■ **Records to process**
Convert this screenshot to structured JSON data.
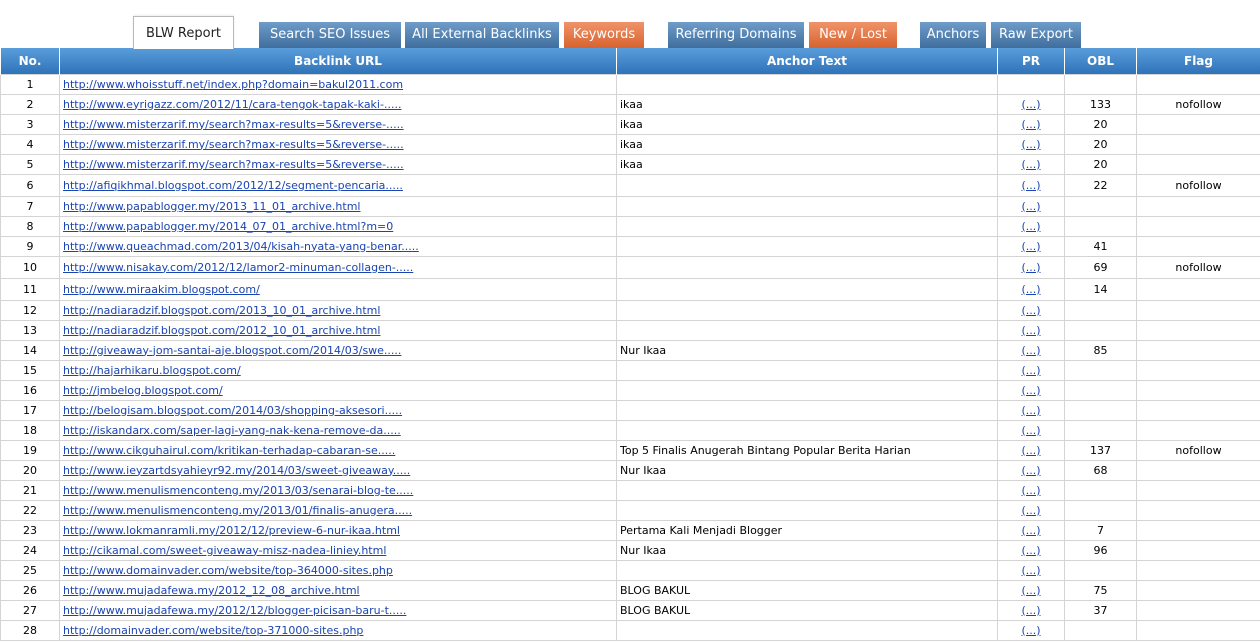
{
  "tabs": [
    {
      "label": "BLW Report",
      "style": "active"
    },
    {
      "label": "Search SEO Issues",
      "style": "blue"
    },
    {
      "label": "All External Backlinks",
      "style": "blue"
    },
    {
      "label": "Keywords",
      "style": "orange"
    },
    {
      "label": "Referring Domains",
      "style": "blue"
    },
    {
      "label": "New / Lost",
      "style": "orange"
    },
    {
      "label": "Anchors",
      "style": "blue"
    },
    {
      "label": "Raw Export",
      "style": "blue"
    }
  ],
  "table": {
    "headers": [
      "No.",
      "Backlink URL",
      "Anchor Text",
      "PR",
      "OBL",
      "Flag"
    ],
    "pr_link": "(...)",
    "rows": [
      {
        "no": "1",
        "url": "http://www.whoisstuff.net/index.php?domain=bakul2011.com",
        "anchor": "",
        "pr": "",
        "obl": "",
        "flag": ""
      },
      {
        "no": "2",
        "url": "http://www.eyrigazz.com/2012/11/cara-tengok-tapak-kaki-.....",
        "anchor": "ikaa",
        "pr": "(...)",
        "obl": "133",
        "flag": "nofollow"
      },
      {
        "no": "3",
        "url": "http://www.misterzarif.my/search?max-results=5&reverse-.....",
        "anchor": "ikaa",
        "pr": "(...)",
        "obl": "20",
        "flag": ""
      },
      {
        "no": "4",
        "url": "http://www.misterzarif.my/search?max-results=5&reverse-.....",
        "anchor": "ikaa",
        "pr": "(...)",
        "obl": "20",
        "flag": ""
      },
      {
        "no": "5",
        "url": "http://www.misterzarif.my/search?max-results=5&reverse-.....",
        "anchor": "ikaa",
        "pr": "(...)",
        "obl": "20",
        "flag": ""
      },
      {
        "no": "6",
        "url": "http://afiqikhmal.blogspot.com/2012/12/segment-pencaria.....",
        "anchor": "",
        "pr": "(...)",
        "obl": "22",
        "flag": "nofollow"
      },
      {
        "no": "7",
        "url": "http://www.papablogger.my/2013_11_01_archive.html",
        "anchor": "",
        "pr": "(...)",
        "obl": "",
        "flag": ""
      },
      {
        "no": "8",
        "url": "http://www.papablogger.my/2014_07_01_archive.html?m=0",
        "anchor": "",
        "pr": "(...)",
        "obl": "",
        "flag": ""
      },
      {
        "no": "9",
        "url": "http://www.queachmad.com/2013/04/kisah-nyata-yang-benar.....",
        "anchor": "",
        "pr": "(...)",
        "obl": "41",
        "flag": ""
      },
      {
        "no": "10",
        "url": "http://www.nisakay.com/2012/12/lamor2-minuman-collagen-.....",
        "anchor": "",
        "pr": "(...)",
        "obl": "69",
        "flag": "nofollow"
      },
      {
        "no": "11",
        "url": "http://www.miraakim.blogspot.com/",
        "anchor": "",
        "pr": "(...)",
        "obl": "14",
        "flag": ""
      },
      {
        "no": "12",
        "url": "http://nadiaradzif.blogspot.com/2013_10_01_archive.html",
        "anchor": "",
        "pr": "(...)",
        "obl": "",
        "flag": ""
      },
      {
        "no": "13",
        "url": "http://nadiaradzif.blogspot.com/2012_10_01_archive.html",
        "anchor": "",
        "pr": "(...)",
        "obl": "",
        "flag": ""
      },
      {
        "no": "14",
        "url": "http://giveaway-jom-santai-aje.blogspot.com/2014/03/swe.....",
        "anchor": "Nur Ikaa",
        "pr": "(...)",
        "obl": "85",
        "flag": ""
      },
      {
        "no": "15",
        "url": "http://hajarhikaru.blogspot.com/",
        "anchor": "",
        "pr": "(...)",
        "obl": "",
        "flag": ""
      },
      {
        "no": "16",
        "url": "http://jmbelog.blogspot.com/",
        "anchor": "",
        "pr": "(...)",
        "obl": "",
        "flag": ""
      },
      {
        "no": "17",
        "url": "http://belogisam.blogspot.com/2014/03/shopping-aksesori.....",
        "anchor": "",
        "pr": "(...)",
        "obl": "",
        "flag": ""
      },
      {
        "no": "18",
        "url": "http://iskandarx.com/saper-lagi-yang-nak-kena-remove-da.....",
        "anchor": "",
        "pr": "(...)",
        "obl": "",
        "flag": ""
      },
      {
        "no": "19",
        "url": "http://www.cikguhairul.com/kritikan-terhadap-cabaran-se.....",
        "anchor": "Top 5 Finalis Anugerah Bintang Popular Berita Harian",
        "pr": "(...)",
        "obl": "137",
        "flag": "nofollow"
      },
      {
        "no": "20",
        "url": "http://www.ieyzartdsyahieyr92.my/2014/03/sweet-giveaway.....",
        "anchor": "Nur Ikaa",
        "pr": "(...)",
        "obl": "68",
        "flag": ""
      },
      {
        "no": "21",
        "url": "http://www.menulismenconteng.my/2013/03/senarai-blog-te.....",
        "anchor": "",
        "pr": "(...)",
        "obl": "",
        "flag": ""
      },
      {
        "no": "22",
        "url": "http://www.menulismenconteng.my/2013/01/finalis-anugera.....",
        "anchor": "",
        "pr": "(...)",
        "obl": "",
        "flag": ""
      },
      {
        "no": "23",
        "url": "http://www.lokmanramli.my/2012/12/preview-6-nur-ikaa.html",
        "anchor": "Pertama Kali Menjadi Blogger",
        "pr": "(...)",
        "obl": "7",
        "flag": ""
      },
      {
        "no": "24",
        "url": "http://cikamal.com/sweet-giveaway-misz-nadea-liniey.html",
        "anchor": "Nur Ikaa",
        "pr": "(...)",
        "obl": "96",
        "flag": ""
      },
      {
        "no": "25",
        "url": "http://www.domainvader.com/website/top-364000-sites.php",
        "anchor": "",
        "pr": "(...)",
        "obl": "",
        "flag": ""
      },
      {
        "no": "26",
        "url": "http://www.mujadafewa.my/2012_12_08_archive.html",
        "anchor": "BLOG BAKUL",
        "pr": "(...)",
        "obl": "75",
        "flag": ""
      },
      {
        "no": "27",
        "url": "http://www.mujadafewa.my/2012/12/blogger-picisan-baru-t.....",
        "anchor": "BLOG BAKUL",
        "pr": "(...)",
        "obl": "37",
        "flag": ""
      },
      {
        "no": "28",
        "url": "http://domainvader.com/website/top-371000-sites.php",
        "anchor": "",
        "pr": "(...)",
        "obl": "",
        "flag": ""
      }
    ]
  }
}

■ **Exercise instructions**
Show all lines in the entries above where the word "giveaway" appears.

■ **Exercise answer**
        "url": "http://giveaway-jom-santai-aje.blogspot.com/2014/03/swe.....",
        "url": "http://www.ieyzartdsyahieyr92.my/2014/03/sweet-giveaway.....",
        "url": "http://cikamal.com/sweet-giveaway-misz-nadea-liniey.html",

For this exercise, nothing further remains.